** Begin Recorded information **

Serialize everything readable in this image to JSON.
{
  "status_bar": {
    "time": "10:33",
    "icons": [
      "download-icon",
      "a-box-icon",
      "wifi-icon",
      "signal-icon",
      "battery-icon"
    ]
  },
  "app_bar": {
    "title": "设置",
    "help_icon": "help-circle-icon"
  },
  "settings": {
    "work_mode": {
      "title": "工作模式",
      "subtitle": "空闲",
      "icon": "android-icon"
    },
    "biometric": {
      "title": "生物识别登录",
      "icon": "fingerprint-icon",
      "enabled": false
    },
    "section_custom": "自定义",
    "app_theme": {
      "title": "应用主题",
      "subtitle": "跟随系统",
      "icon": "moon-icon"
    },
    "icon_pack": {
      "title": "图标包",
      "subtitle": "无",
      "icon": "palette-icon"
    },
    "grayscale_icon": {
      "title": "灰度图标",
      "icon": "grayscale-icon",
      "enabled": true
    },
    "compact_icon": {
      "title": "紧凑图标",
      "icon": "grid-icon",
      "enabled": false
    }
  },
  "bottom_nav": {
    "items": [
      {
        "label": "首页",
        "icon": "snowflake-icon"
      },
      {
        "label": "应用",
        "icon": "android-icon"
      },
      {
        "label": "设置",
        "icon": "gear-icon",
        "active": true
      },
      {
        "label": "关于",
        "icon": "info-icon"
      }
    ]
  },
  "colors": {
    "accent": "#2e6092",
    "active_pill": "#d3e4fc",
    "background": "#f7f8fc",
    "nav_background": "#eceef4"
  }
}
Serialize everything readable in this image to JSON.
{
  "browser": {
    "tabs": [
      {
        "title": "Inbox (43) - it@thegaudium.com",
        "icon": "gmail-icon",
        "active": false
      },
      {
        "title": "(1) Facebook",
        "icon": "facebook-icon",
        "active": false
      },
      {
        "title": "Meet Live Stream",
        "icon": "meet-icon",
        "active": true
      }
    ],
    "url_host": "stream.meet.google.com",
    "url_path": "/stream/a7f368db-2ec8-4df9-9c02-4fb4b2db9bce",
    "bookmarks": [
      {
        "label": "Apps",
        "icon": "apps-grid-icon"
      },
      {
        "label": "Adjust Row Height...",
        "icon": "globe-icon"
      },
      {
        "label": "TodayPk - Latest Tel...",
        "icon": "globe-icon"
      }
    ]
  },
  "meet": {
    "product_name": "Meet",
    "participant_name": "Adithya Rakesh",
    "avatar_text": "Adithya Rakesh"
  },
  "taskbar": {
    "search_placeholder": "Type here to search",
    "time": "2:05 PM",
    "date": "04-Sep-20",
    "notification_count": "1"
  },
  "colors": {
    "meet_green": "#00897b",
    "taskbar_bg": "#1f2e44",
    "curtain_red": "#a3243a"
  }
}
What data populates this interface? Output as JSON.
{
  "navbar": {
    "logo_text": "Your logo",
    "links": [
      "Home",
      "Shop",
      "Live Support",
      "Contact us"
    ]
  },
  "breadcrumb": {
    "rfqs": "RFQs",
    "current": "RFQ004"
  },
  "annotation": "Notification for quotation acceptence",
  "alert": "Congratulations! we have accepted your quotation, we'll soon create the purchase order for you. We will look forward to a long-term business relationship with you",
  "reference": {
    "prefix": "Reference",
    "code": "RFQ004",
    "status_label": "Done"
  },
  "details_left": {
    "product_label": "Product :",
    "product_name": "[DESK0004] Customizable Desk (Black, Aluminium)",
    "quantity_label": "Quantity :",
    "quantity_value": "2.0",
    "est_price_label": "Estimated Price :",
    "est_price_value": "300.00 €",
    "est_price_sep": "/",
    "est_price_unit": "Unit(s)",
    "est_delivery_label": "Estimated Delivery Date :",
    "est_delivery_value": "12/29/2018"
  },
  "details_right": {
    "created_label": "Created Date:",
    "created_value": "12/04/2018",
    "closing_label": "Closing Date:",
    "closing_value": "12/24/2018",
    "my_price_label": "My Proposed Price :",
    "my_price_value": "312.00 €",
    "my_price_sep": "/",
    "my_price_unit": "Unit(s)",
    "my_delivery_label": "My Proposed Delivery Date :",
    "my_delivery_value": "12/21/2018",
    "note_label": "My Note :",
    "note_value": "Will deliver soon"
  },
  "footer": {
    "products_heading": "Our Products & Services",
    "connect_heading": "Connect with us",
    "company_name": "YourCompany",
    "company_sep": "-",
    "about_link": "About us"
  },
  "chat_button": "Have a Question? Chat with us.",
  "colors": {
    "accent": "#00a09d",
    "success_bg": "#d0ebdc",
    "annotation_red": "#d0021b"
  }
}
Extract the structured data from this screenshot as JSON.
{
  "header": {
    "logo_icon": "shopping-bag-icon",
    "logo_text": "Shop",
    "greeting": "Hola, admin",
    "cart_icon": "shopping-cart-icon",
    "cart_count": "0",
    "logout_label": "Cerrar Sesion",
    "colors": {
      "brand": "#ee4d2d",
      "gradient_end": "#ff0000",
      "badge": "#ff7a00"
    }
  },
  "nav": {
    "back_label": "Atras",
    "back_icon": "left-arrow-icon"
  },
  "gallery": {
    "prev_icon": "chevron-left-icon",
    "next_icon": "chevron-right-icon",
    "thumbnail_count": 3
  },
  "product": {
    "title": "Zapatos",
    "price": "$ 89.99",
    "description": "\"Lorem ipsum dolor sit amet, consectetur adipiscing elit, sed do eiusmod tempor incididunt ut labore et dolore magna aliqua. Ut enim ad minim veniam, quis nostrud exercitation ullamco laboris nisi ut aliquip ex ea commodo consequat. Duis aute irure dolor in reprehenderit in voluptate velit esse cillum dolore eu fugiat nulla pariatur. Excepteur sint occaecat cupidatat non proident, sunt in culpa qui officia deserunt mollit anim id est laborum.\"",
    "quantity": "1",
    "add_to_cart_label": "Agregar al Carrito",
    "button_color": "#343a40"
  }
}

** End Recorded information **

**To be done**
Output the listing above word for word.

**Correct output**
Serialize everything readable in this image to JSON.
{
  "status_bar": {
    "time": "10:33",
    "icons": [
      "download-icon",
      "a-box-icon",
      "wifi-icon",
      "signal-icon",
      "battery-icon"
    ]
  },
  "app_bar": {
    "title": "设置",
    "help_icon": "help-circle-icon"
  },
  "settings": {
    "work_mode": {
      "title": "工作模式",
      "subtitle": "空闲",
      "icon": "android-icon"
    },
    "biometric": {
      "title": "生物识别登录",
      "icon": "fingerprint-icon",
      "enabled": false
    },
    "section_custom": "自定义",
    "app_theme": {
      "title": "应用主题",
      "subtitle": "跟随系统",
      "icon": "moon-icon"
    },
    "icon_pack": {
      "title": "图标包",
      "subtitle": "无",
      "icon": "palette-icon"
    },
    "grayscale_icon": {
      "title": "灰度图标",
      "icon": "grayscale-icon",
      "enabled": true
    },
    "compact_icon": {
      "title": "紧凑图标",
      "icon": "grid-icon",
      "enabled": false
    }
  },
  "bottom_nav": {
    "items": [
      {
        "label": "首页",
        "icon": "snowflake-icon"
      },
      {
        "label": "应用",
        "icon": "android-icon"
      },
      {
        "label": "设置",
        "icon": "gear-icon",
        "active": true
      },
      {
        "label": "关于",
        "icon": "info-icon"
      }
    ]
  },
  "colors": {
    "accent": "#2e6092",
    "active_pill": "#d3e4fc",
    "background": "#f7f8fc",
    "nav_background": "#eceef4"
  }
}
Serialize everything readable in this image to JSON.
{
  "browser": {
    "tabs": [
      {
        "title": "Inbox (43) - it@thegaudium.com",
        "icon": "gmail-icon",
        "active": false
      },
      {
        "title": "(1) Facebook",
        "icon": "facebook-icon",
        "active": false
      },
      {
        "title": "Meet Live Stream",
        "icon": "meet-icon",
        "active": true
      }
    ],
    "url_host": "stream.meet.google.com",
    "url_path": "/stream/a7f368db-2ec8-4df9-9c02-4fb4b2db9bce",
    "bookmarks": [
      {
        "label": "Apps",
        "icon": "apps-grid-icon"
      },
      {
        "label": "Adjust Row Height...",
        "icon": "globe-icon"
      },
      {
        "label": "TodayPk - Latest Tel...",
        "icon": "globe-icon"
      }
    ]
  },
  "meet": {
    "product_name": "Meet",
    "participant_name": "Adithya Rakesh",
    "avatar_text": "Adithya Rakesh"
  },
  "taskbar": {
    "search_placeholder": "Type here to search",
    "time": "2:05 PM",
    "date": "04-Sep-20",
    "notification_count": "1"
  },
  "colors": {
    "meet_green": "#00897b",
    "taskbar_bg": "#1f2e44",
    "curtain_red": "#a3243a"
  }
}
What data populates this interface? Output as JSON.
{
  "navbar": {
    "logo_text": "Your logo",
    "links": [
      "Home",
      "Shop",
      "Live Support",
      "Contact us"
    ]
  },
  "breadcrumb": {
    "rfqs": "RFQs",
    "current": "RFQ004"
  },
  "annotation": "Notification for quotation acceptence",
  "alert": "Congratulations! we have accepted your quotation, we'll soon create the purchase order for you. We will look forward to a long-term business relationship with you",
  "reference": {
    "prefix": "Reference",
    "code": "RFQ004",
    "status_label": "Done"
  },
  "details_left": {
    "product_label": "Product :",
    "product_name": "[DESK0004] Customizable Desk (Black, Aluminium)",
    "quantity_label": "Quantity :",
    "quantity_value": "2.0",
    "est_price_label": "Estimated Price :",
    "est_price_value": "300.00 €",
    "est_price_sep": "/",
    "est_price_unit": "Unit(s)",
    "est_delivery_label": "Estimated Delivery Date :",
    "est_delivery_value": "12/29/2018"
  },
  "details_right": {
    "created_label": "Created Date:",
    "created_value": "12/04/2018",
    "closing_label": "Closing Date:",
    "closing_value": "12/24/2018",
    "my_price_label": "My Proposed Price :",
    "my_price_value": "312.00 €",
    "my_price_sep": "/",
    "my_price_unit": "Unit(s)",
    "my_delivery_label": "My Proposed Delivery Date :",
    "my_delivery_value": "12/21/2018",
    "note_label": "My Note :",
    "note_value": "Will deliver soon"
  },
  "footer": {
    "products_heading": "Our Products & Services",
    "connect_heading": "Connect with us",
    "company_name": "YourCompany",
    "company_sep": "-",
    "about_link": "About us"
  },
  "chat_button": "Have a Question? Chat with us.",
  "colors": {
    "accent": "#00a09d",
    "success_bg": "#d0ebdc",
    "annotation_red": "#d0021b"
  }
}
Extract the structured data from this screenshot as JSON.
{
  "header": {
    "logo_icon": "shopping-bag-icon",
    "logo_text": "Shop",
    "greeting": "Hola, admin",
    "cart_icon": "shopping-cart-icon",
    "cart_count": "0",
    "logout_label": "Cerrar Sesion",
    "colors": {
      "brand": "#ee4d2d",
      "gradient_end": "#ff0000",
      "badge": "#ff7a00"
    }
  },
  "nav": {
    "back_label": "Atras",
    "back_icon": "left-arrow-icon"
  },
  "gallery": {
    "prev_icon": "chevron-left-icon",
    "next_icon": "chevron-right-icon",
    "thumbnail_count": 3
  },
  "product": {
    "title": "Zapatos",
    "price": "$ 89.99",
    "description": "\"Lorem ipsum dolor sit amet, consectetur adipiscing elit, sed do eiusmod tempor incididunt ut labore et dolore magna aliqua. Ut enim ad minim veniam, quis nostrud exercitation ullamco laboris nisi ut aliquip ex ea commodo consequat. Duis aute irure dolor in reprehenderit in voluptate velit esse cillum dolore eu fugiat nulla pariatur. Excepteur sint occaecat cupidatat non proident, sunt in culpa qui officia deserunt mollit anim id est laborum.\"",
    "quantity": "1",
    "add_to_cart_label": "Agregar al Carrito",
    "button_color": "#343a40"
  }
}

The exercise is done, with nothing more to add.